Identify the line that contains "Decode this image" in the material. Output it and every line after it, unchanged, through the end.

▶ [DATA SECTION]:
— begin —
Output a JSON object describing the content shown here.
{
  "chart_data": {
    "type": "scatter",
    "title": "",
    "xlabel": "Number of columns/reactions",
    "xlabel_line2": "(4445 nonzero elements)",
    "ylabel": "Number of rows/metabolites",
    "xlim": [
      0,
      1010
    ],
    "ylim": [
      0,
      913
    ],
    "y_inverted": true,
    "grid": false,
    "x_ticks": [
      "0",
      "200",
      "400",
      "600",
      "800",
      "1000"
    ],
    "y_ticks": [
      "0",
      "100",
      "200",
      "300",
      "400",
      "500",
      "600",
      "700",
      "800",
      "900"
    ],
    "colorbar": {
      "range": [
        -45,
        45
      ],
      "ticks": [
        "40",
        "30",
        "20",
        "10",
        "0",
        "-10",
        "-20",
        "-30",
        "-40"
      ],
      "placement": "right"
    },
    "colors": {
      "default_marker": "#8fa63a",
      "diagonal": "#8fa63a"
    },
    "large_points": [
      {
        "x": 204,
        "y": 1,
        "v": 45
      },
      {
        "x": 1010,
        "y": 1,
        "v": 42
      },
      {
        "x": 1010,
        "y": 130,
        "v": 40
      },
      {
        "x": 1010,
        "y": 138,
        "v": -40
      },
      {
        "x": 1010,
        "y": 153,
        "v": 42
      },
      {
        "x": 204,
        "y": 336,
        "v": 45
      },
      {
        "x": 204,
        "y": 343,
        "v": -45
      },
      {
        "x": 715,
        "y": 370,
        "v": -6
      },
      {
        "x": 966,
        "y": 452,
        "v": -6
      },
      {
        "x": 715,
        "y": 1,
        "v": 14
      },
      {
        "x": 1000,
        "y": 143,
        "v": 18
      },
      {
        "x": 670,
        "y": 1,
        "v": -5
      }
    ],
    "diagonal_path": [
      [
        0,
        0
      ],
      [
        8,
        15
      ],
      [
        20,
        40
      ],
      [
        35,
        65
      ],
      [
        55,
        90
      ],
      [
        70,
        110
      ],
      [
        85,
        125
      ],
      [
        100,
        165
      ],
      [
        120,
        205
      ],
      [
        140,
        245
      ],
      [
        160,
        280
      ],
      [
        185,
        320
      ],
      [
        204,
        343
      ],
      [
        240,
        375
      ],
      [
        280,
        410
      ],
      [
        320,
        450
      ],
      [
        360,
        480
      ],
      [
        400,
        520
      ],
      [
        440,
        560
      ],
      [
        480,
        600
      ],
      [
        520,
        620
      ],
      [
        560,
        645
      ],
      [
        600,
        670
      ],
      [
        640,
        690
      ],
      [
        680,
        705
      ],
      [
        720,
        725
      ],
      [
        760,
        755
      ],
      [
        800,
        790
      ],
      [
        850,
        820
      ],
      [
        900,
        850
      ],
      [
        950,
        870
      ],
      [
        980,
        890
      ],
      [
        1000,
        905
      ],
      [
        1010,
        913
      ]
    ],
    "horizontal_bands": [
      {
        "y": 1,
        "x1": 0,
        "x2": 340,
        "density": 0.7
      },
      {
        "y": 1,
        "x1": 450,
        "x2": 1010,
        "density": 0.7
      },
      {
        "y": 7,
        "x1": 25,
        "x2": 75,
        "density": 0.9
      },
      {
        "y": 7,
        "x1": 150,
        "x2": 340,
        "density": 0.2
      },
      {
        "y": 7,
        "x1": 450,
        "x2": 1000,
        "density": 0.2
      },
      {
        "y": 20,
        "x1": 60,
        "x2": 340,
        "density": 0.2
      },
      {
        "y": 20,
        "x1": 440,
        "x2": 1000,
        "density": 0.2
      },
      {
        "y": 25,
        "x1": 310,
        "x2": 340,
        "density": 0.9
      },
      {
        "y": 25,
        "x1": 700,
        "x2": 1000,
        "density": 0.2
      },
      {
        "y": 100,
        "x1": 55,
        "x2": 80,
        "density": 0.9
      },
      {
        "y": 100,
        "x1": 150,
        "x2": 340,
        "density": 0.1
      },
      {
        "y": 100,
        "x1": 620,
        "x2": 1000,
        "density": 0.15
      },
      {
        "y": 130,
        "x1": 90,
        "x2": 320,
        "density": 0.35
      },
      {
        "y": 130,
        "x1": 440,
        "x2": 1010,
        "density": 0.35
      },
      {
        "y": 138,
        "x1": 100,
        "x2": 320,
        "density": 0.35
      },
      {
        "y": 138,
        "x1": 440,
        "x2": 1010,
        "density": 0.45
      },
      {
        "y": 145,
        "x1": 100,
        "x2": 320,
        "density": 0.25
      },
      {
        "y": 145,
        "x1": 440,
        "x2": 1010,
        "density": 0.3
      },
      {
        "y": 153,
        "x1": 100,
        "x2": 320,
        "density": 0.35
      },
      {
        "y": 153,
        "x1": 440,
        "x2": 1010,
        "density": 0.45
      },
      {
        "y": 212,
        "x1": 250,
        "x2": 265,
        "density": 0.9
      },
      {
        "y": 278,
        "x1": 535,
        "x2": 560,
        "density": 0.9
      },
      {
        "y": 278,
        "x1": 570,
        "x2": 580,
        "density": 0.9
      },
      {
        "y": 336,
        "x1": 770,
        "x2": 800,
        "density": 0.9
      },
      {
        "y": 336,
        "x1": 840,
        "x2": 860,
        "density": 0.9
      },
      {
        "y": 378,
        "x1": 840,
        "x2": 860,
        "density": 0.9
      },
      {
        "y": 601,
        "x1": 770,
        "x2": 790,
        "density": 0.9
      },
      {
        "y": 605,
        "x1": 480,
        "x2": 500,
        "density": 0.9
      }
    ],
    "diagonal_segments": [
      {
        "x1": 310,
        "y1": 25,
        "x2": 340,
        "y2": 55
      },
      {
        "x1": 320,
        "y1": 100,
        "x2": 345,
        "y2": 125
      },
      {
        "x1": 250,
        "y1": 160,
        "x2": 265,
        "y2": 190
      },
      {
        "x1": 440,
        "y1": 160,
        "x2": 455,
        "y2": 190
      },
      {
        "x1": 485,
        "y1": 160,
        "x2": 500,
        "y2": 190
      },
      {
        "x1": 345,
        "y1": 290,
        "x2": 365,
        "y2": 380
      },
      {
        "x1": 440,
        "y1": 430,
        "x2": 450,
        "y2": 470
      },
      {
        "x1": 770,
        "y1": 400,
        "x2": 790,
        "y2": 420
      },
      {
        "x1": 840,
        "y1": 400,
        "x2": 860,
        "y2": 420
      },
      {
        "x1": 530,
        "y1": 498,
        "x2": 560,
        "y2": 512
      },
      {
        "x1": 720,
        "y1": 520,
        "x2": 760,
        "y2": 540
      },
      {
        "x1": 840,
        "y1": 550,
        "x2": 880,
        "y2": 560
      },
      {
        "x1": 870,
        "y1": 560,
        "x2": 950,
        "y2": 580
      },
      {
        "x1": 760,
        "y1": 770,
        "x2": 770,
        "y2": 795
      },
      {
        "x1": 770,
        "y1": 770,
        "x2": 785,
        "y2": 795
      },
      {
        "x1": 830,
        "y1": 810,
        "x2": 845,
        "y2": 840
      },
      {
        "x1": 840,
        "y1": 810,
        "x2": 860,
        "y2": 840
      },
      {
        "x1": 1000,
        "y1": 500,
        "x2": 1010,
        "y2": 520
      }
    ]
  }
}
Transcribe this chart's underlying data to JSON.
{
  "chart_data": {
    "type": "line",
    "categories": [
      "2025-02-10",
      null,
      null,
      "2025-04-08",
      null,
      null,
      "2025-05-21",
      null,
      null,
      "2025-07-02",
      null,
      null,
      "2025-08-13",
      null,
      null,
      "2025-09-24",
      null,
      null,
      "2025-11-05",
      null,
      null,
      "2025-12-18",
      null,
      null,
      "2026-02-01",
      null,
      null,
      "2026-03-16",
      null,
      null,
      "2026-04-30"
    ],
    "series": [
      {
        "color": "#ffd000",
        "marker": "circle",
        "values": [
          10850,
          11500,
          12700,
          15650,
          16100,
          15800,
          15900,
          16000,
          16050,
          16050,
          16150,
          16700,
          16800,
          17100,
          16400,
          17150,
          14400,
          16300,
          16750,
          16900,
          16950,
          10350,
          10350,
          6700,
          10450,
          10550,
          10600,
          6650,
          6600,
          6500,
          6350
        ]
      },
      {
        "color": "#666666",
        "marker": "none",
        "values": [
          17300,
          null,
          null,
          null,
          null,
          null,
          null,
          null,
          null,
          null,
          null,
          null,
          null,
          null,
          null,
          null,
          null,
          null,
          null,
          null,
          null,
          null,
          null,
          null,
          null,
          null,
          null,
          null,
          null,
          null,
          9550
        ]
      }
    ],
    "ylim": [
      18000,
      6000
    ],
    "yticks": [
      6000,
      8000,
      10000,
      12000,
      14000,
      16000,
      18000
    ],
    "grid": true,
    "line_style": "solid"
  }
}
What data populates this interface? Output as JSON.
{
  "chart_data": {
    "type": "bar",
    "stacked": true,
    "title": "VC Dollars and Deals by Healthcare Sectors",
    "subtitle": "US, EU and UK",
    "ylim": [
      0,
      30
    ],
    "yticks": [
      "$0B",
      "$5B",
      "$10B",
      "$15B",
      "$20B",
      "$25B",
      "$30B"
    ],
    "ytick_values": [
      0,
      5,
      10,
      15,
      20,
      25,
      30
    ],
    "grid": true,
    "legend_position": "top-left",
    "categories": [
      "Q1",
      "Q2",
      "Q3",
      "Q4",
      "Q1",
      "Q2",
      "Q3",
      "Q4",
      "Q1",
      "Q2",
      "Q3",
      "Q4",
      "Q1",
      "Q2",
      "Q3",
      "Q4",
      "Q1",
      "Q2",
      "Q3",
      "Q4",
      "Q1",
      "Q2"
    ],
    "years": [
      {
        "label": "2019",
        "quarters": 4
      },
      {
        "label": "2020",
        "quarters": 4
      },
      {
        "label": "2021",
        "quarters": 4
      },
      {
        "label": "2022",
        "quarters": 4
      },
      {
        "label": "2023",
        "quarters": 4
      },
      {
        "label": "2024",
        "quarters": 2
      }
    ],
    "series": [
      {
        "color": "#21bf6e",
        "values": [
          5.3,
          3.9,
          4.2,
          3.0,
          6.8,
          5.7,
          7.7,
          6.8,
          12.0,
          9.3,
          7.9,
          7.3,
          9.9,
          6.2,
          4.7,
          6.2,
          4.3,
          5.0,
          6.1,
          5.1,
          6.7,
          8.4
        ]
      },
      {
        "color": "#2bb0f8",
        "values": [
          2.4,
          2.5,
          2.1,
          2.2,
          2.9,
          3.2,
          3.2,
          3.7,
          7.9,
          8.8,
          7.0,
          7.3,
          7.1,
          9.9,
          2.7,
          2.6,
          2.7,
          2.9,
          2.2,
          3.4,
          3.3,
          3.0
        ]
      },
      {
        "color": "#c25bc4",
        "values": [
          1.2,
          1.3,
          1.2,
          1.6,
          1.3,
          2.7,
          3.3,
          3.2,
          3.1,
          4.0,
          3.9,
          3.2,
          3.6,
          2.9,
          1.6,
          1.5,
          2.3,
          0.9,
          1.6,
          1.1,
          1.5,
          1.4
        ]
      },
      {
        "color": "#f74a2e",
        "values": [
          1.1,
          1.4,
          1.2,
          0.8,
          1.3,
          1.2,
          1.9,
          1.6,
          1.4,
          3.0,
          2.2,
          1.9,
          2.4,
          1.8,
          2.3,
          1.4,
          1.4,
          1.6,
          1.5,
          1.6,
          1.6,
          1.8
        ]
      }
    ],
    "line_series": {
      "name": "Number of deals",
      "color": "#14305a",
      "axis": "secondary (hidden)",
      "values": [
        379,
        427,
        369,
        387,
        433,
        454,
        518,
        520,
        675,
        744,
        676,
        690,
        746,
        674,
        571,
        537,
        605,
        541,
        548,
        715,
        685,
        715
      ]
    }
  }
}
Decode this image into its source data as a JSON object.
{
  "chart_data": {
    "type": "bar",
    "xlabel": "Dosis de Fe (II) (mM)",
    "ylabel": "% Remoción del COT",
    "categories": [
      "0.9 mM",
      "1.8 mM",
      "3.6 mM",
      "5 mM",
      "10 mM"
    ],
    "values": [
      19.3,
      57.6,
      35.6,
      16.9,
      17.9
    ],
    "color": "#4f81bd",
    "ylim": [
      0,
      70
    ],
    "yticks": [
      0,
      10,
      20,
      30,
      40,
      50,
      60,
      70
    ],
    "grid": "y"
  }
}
— end —
▶ [CORRECT RESPONSE]:
Decode this image into its source data as a JSON object.
{
  "chart_data": {
    "type": "bar",
    "xlabel": "Dosis de Fe (II) (mM)",
    "ylabel": "% Remoción del COT",
    "categories": [
      "0.9 mM",
      "1.8 mM",
      "3.6 mM",
      "5 mM",
      "10 mM"
    ],
    "values": [
      19.3,
      57.6,
      35.6,
      16.9,
      17.9
    ],
    "color": "#4f81bd",
    "ylim": [
      0,
      70
    ],
    "yticks": [
      0,
      10,
      20,
      30,
      40,
      50,
      60,
      70
    ],
    "grid": "y"
  }
}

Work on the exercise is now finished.